> [Instructions for the task] Return the whole listing, keeping every character the same.

[Data excerpts]

--

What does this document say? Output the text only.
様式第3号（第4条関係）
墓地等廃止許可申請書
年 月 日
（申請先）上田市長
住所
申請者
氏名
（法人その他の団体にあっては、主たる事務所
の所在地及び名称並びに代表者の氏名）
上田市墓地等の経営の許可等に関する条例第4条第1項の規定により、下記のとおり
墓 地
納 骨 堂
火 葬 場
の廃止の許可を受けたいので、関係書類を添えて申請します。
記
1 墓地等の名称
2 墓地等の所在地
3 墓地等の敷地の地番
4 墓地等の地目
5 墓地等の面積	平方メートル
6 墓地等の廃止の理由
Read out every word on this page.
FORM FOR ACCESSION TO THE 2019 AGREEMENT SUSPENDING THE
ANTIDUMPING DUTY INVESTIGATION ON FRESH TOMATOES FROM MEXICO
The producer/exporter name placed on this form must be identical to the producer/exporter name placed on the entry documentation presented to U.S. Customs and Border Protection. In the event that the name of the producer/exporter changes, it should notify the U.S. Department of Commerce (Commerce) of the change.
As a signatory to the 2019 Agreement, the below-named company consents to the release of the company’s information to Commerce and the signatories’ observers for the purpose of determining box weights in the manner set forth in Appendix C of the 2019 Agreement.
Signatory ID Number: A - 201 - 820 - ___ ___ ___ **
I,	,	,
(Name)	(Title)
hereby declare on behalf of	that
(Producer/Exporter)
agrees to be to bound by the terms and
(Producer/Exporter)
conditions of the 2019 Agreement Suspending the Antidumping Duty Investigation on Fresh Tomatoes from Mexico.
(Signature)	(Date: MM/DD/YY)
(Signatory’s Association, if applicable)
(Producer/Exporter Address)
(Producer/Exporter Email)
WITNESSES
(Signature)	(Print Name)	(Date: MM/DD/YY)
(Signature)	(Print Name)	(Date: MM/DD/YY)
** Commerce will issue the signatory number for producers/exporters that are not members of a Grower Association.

--

> [Exercise answer]
What does this document say? Output the text only.
様式第3号（第4条関係）
墓地等廃止許可申請書
年 月 日
（申請先）上田市長
住所
申請者
氏名
（法人その他の団体にあっては、主たる事務所
の所在地及び名称並びに代表者の氏名）
上田市墓地等の経営の許可等に関する条例第4条第1項の規定により、下記のとおり
墓 地
納 骨 堂
火 葬 場
の廃止の許可を受けたいので、関係書類を添えて申請します。
記
1 墓地等の名称
2 墓地等の所在地
3 墓地等の敷地の地番
4 墓地等の地目
5 墓地等の面積	平方メートル
6 墓地等の廃止の理由
Read out every word on this page.
FORM FOR ACCESSION TO THE 2019 AGREEMENT SUSPENDING THE
ANTIDUMPING DUTY INVESTIGATION ON FRESH TOMATOES FROM MEXICO
The producer/exporter name placed on this form must be identical to the producer/exporter name placed on the entry documentation presented to U.S. Customs and Border Protection. In the event that the name of the producer/exporter changes, it should notify the U.S. Department of Commerce (Commerce) of the change.
As a signatory to the 2019 Agreement, the below-named company consents to the release of the company’s information to Commerce and the signatories’ observers for the purpose of determining box weights in the manner set forth in Appendix C of the 2019 Agreement.
Signatory ID Number: A - 201 - 820 - ___ ___ ___ **
I,	,	,
(Name)	(Title)
hereby declare on behalf of	that
(Producer/Exporter)
agrees to be to bound by the terms and
(Producer/Exporter)
conditions of the 2019 Agreement Suspending the Antidumping Duty Investigation on Fresh Tomatoes from Mexico.
(Signature)	(Date: MM/DD/YY)
(Signatory’s Association, if applicable)
(Producer/Exporter Address)
(Producer/Exporter Email)
WITNESSES
(Signature)	(Print Name)	(Date: MM/DD/YY)
(Signature)	(Print Name)	(Date: MM/DD/YY)
** Commerce will issue the signatory number for producers/exporters that are not members of a Grower Association.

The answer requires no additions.